• **Your task**
Exactly as given, repeat all of the entries.

--- Data excerpts ---

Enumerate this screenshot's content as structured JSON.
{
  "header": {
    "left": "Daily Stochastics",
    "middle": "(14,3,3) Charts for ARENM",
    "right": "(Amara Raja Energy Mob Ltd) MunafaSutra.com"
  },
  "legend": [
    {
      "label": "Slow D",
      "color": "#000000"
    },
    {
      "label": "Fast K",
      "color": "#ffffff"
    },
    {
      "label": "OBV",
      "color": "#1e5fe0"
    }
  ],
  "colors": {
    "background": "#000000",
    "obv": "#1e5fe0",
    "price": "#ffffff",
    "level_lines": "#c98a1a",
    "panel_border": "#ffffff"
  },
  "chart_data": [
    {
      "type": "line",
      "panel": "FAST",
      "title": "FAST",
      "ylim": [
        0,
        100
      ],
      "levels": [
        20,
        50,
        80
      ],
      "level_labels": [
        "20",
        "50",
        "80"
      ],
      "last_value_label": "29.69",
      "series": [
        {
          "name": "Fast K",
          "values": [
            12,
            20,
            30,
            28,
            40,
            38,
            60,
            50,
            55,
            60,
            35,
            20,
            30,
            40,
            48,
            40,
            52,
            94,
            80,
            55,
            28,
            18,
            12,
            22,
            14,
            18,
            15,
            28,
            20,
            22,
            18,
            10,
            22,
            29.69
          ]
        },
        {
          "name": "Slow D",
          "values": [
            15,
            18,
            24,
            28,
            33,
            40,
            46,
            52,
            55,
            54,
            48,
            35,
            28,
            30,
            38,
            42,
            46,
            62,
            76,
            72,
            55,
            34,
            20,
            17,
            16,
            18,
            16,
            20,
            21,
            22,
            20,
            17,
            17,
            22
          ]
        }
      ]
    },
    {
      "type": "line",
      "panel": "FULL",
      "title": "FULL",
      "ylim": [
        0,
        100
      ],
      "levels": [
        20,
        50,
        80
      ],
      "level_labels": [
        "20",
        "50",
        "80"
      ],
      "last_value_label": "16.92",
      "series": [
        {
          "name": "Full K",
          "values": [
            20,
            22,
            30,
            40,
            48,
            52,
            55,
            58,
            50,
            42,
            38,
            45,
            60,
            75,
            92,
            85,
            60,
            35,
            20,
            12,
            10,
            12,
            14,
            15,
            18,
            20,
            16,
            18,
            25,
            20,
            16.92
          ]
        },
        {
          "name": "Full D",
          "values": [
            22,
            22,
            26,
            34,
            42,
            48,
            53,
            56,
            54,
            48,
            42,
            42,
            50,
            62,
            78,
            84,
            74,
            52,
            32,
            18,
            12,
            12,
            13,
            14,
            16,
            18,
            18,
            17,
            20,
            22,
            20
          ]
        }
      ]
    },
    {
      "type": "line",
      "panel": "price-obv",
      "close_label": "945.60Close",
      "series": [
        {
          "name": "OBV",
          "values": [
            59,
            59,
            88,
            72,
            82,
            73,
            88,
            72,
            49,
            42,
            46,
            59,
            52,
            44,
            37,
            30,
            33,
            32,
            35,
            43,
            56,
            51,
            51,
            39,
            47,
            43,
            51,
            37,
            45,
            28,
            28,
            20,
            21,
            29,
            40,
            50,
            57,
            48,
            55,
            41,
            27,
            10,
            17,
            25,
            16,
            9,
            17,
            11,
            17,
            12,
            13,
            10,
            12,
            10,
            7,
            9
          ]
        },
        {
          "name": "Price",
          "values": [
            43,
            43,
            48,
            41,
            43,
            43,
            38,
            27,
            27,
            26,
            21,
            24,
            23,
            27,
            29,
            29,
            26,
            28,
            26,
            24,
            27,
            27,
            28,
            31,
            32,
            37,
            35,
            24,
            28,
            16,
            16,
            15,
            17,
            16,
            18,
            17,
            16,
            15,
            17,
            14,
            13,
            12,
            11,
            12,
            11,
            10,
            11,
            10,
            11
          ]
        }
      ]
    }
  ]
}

---

• **Answer for the task**
Enumerate this screenshot's content as structured JSON.
{
  "header": {
    "left": "Daily Stochastics",
    "middle": "(14,3,3) Charts for ARENM",
    "right": "(Amara Raja Energy Mob Ltd) MunafaSutra.com"
  },
  "legend": [
    {
      "label": "Slow D",
      "color": "#000000"
    },
    {
      "label": "Fast K",
      "color": "#ffffff"
    },
    {
      "label": "OBV",
      "color": "#1e5fe0"
    }
  ],
  "colors": {
    "background": "#000000",
    "obv": "#1e5fe0",
    "price": "#ffffff",
    "level_lines": "#c98a1a",
    "panel_border": "#ffffff"
  },
  "chart_data": [
    {
      "type": "line",
      "panel": "FAST",
      "title": "FAST",
      "ylim": [
        0,
        100
      ],
      "levels": [
        20,
        50,
        80
      ],
      "level_labels": [
        "20",
        "50",
        "80"
      ],
      "last_value_label": "29.69",
      "series": [
        {
          "name": "Fast K",
          "values": [
            12,
            20,
            30,
            28,
            40,
            38,
            60,
            50,
            55,
            60,
            35,
            20,
            30,
            40,
            48,
            40,
            52,
            94,
            80,
            55,
            28,
            18,
            12,
            22,
            14,
            18,
            15,
            28,
            20,
            22,
            18,
            10,
            22,
            29.69
          ]
        },
        {
          "name": "Slow D",
          "values": [
            15,
            18,
            24,
            28,
            33,
            40,
            46,
            52,
            55,
            54,
            48,
            35,
            28,
            30,
            38,
            42,
            46,
            62,
            76,
            72,
            55,
            34,
            20,
            17,
            16,
            18,
            16,
            20,
            21,
            22,
            20,
            17,
            17,
            22
          ]
        }
      ]
    },
    {
      "type": "line",
      "panel": "FULL",
      "title": "FULL",
      "ylim": [
        0,
        100
      ],
      "levels": [
        20,
        50,
        80
      ],
      "level_labels": [
        "20",
        "50",
        "80"
      ],
      "last_value_label": "16.92",
      "series": [
        {
          "name": "Full K",
          "values": [
            20,
            22,
            30,
            40,
            48,
            52,
            55,
            58,
            50,
            42,
            38,
            45,
            60,
            75,
            92,
            85,
            60,
            35,
            20,
            12,
            10,
            12,
            14,
            15,
            18,
            20,
            16,
            18,
            25,
            20,
            16.92
          ]
        },
        {
          "name": "Full D",
          "values": [
            22,
            22,
            26,
            34,
            42,
            48,
            53,
            56,
            54,
            48,
            42,
            42,
            50,
            62,
            78,
            84,
            74,
            52,
            32,
            18,
            12,
            12,
            13,
            14,
            16,
            18,
            18,
            17,
            20,
            22,
            20
          ]
        }
      ]
    },
    {
      "type": "line",
      "panel": "price-obv",
      "close_label": "945.60Close",
      "series": [
        {
          "name": "OBV",
          "values": [
            59,
            59,
            88,
            72,
            82,
            73,
            88,
            72,
            49,
            42,
            46,
            59,
            52,
            44,
            37,
            30,
            33,
            32,
            35,
            43,
            56,
            51,
            51,
            39,
            47,
            43,
            51,
            37,
            45,
            28,
            28,
            20,
            21,
            29,
            40,
            50,
            57,
            48,
            55,
            41,
            27,
            10,
            17,
            25,
            16,
            9,
            17,
            11,
            17,
            12,
            13,
            10,
            12,
            10,
            7,
            9
          ]
        },
        {
          "name": "Price",
          "values": [
            43,
            43,
            48,
            41,
            43,
            43,
            38,
            27,
            27,
            26,
            21,
            24,
            23,
            27,
            29,
            29,
            26,
            28,
            26,
            24,
            27,
            27,
            28,
            31,
            32,
            37,
            35,
            24,
            28,
            16,
            16,
            15,
            17,
            16,
            18,
            17,
            16,
            15,
            17,
            14,
            13,
            12,
            11,
            12,
            11,
            10,
            11,
            10,
            11
          ]
        }
      ]
    }
  ]
}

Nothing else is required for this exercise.